» **To do**
Filter the listing below, copying every line in which the word "this" appears.

Data records
----

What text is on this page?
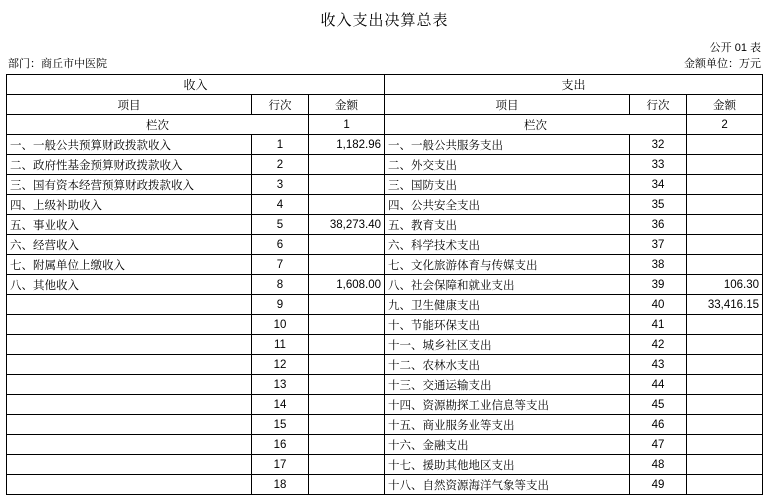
收入支出决算总表
公开 01 表
部门：商丘市中医院	金额单位：万元
收入			支出		
项目	行次	金额	项目	行次	金额
栏次		1	栏次		2
一、一般公共预算财政拨款收入	1	1,182.96	一、一般公共服务支出	32	
二、政府性基金预算财政拨款收入	2		二、外交支出	33	
三、国有资本经营预算财政拨款收入	3		三、国防支出	34	
四、上级补助收入	4		四、公共安全支出	35	
五、事业收入	5	38,273.40	五、教育支出	36	
六、经营收入	6		六、科学技术支出	37	
七、附属单位上缴收入	7		七、文化旅游体育与传媒支出	38	
八、其他收入	8	1,608.00	八、社会保障和就业支出	39	106.30
	9		九、卫生健康支出	40	33,416.15
	10		十、节能环保支出	41	
	11		十一、城乡社区支出	42	
	12		十二、农林水支出	43	
	13		十三、交通运输支出	44	
	14		十四、资源勘探工业信息等支出	45	
	15		十五、商业服务业等支出	46	
	16		十六、金融支出	47	
	17		十七、援助其他地区支出	48	
	18		十八、自然资源海洋气象等支出	49	
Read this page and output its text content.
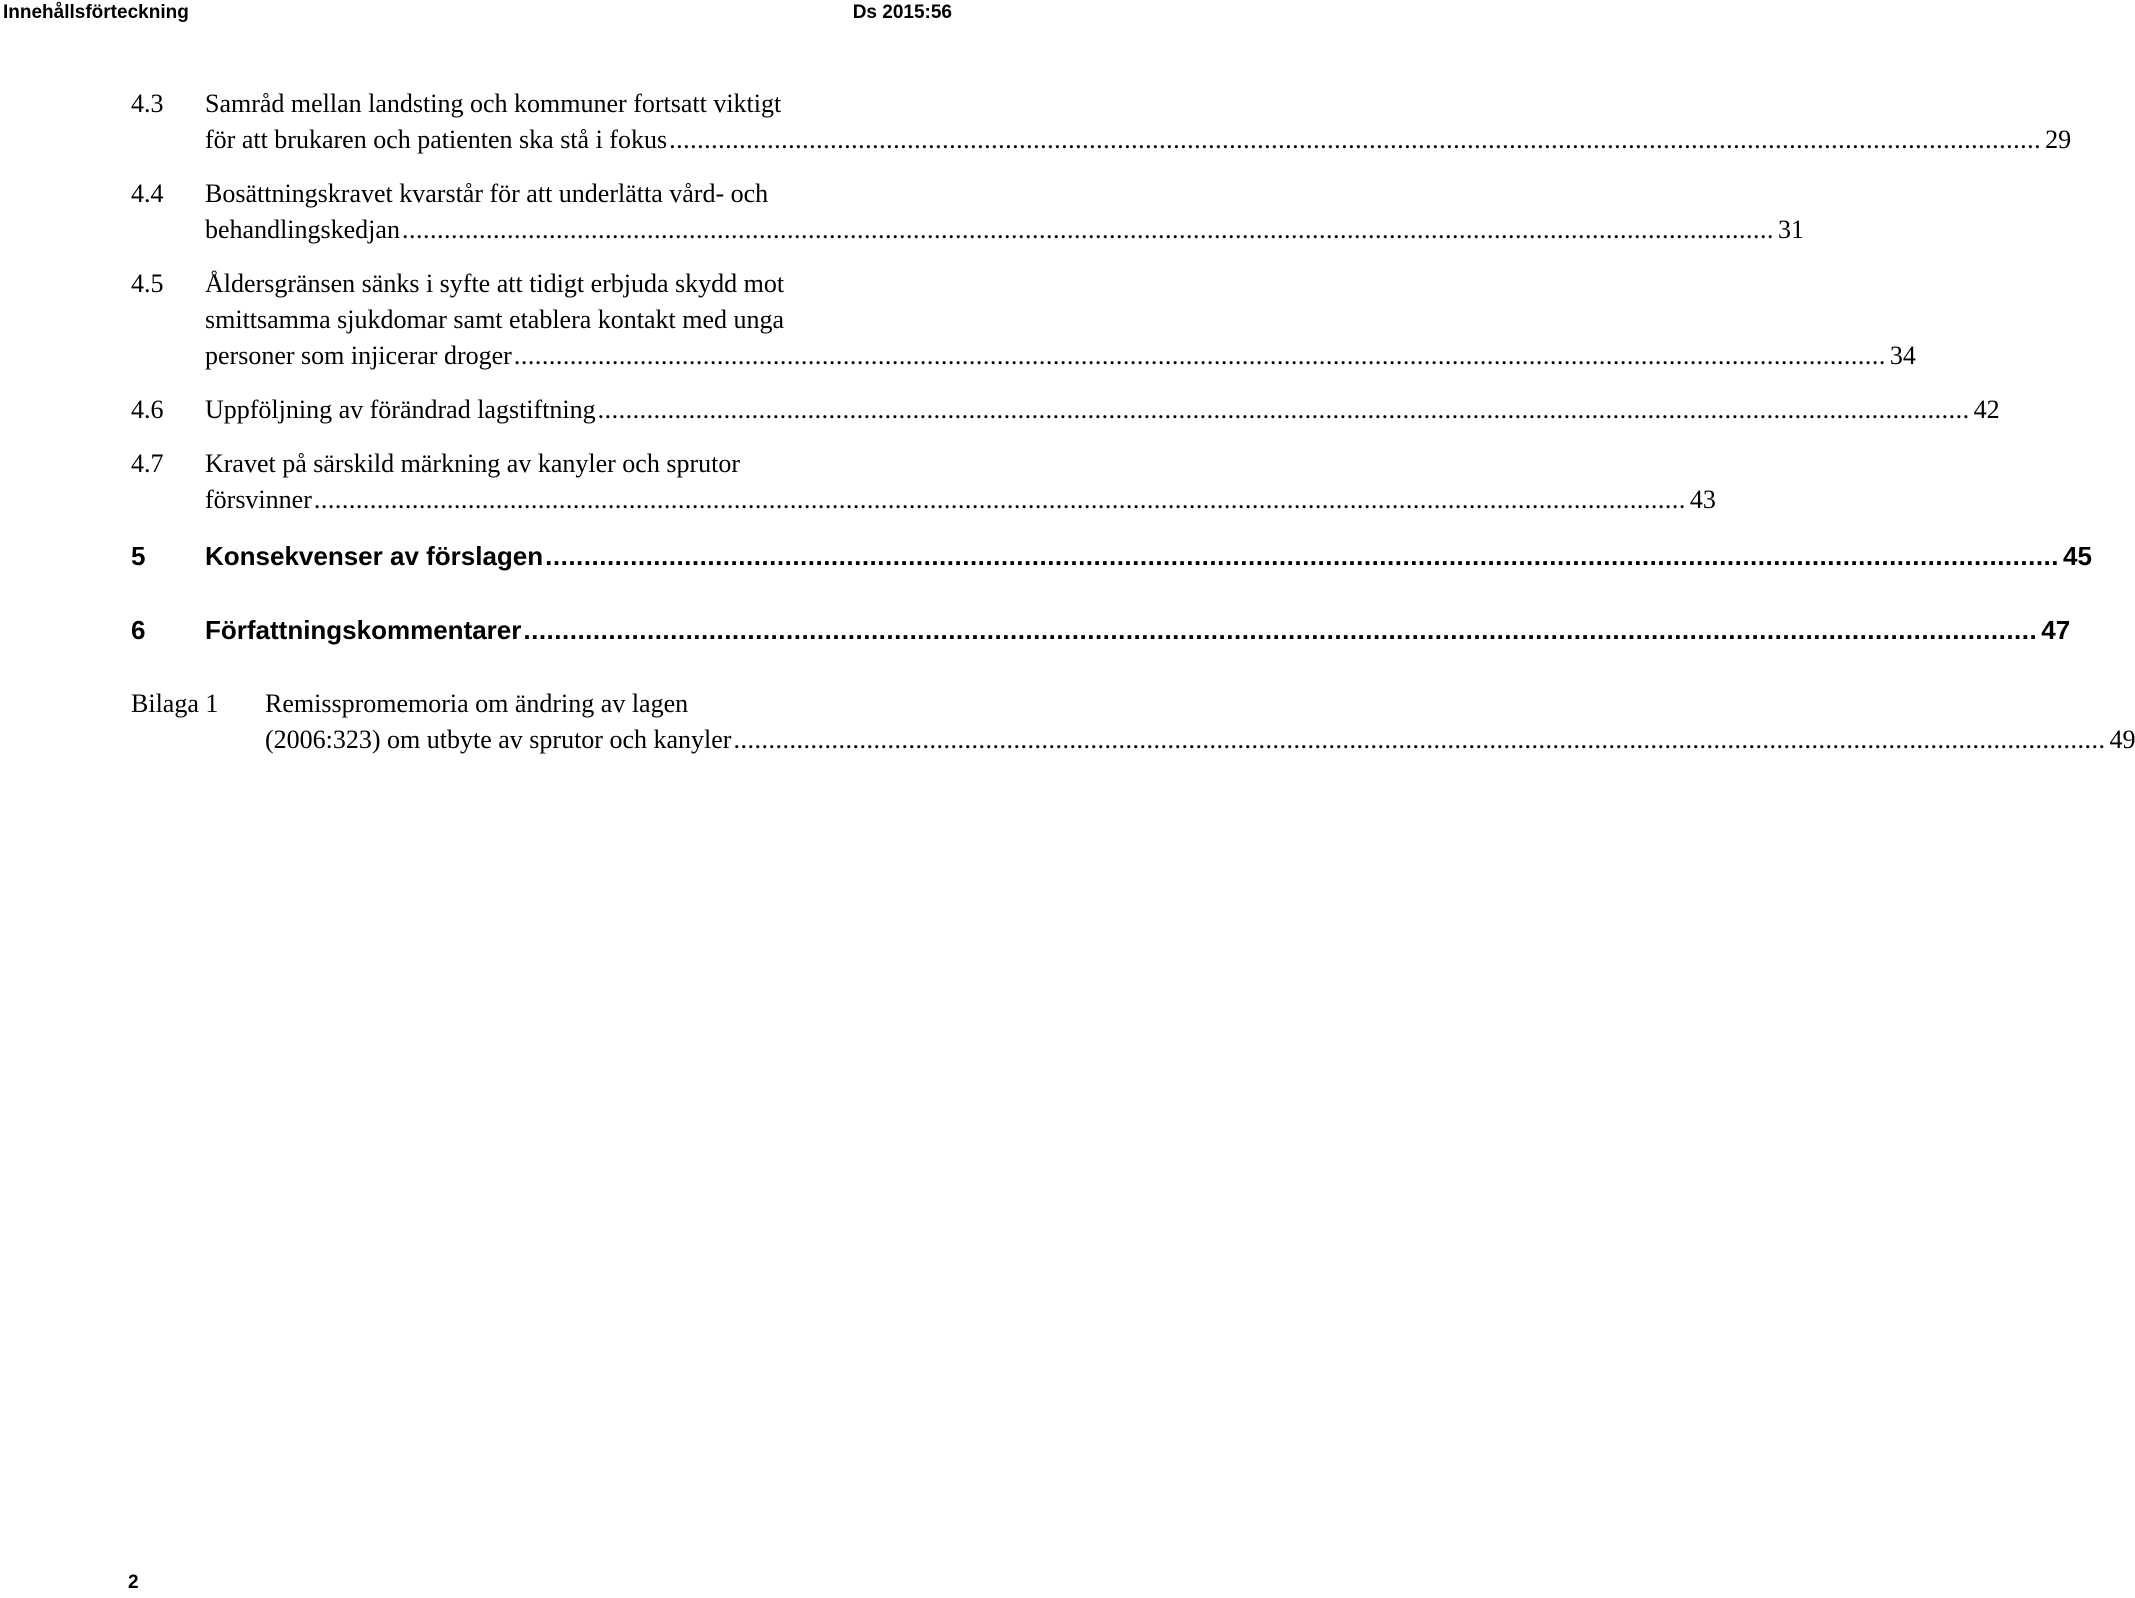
Innehållsförteckning	Ds 2015:56
4.3 Samråd mellan landsting och kommuner fortsatt viktigt
för att brukaren och patienten ska stå i fokus .................................................................................................................................................................................................... 29
4.4 Bosättningskravet kvarstår för att underlätta vård- och
behandlingskedjan .................................................................................................................................................................................................... 31
4.5 Åldersgränsen sänks i syfte att tidigt erbjuda skydd mot
smittsamma sjukdomar samt etablera kontakt med unga
personer som injicerar droger .................................................................................................................................................................................................... 34
4.6 Uppföljning av förändrad lagstiftning .................................................................................................................................................................................................... 42
4.7 Kravet på särskild märkning av kanyler och sprutor
försvinner .................................................................................................................................................................................................... 43
5 Konsekvenser av förslagen .................................................................................................................................................................................................... 45
6 Författningskommentarer .................................................................................................................................................................................................... 47
Bilaga 1 Remisspromemoria om ändring av lagen
(2006:323) om utbyte av sprutor och kanyler .................................................................................................................................................................................................... 49
2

----

» **Worked answer**
What text is on this page?
Read this page and output its text content.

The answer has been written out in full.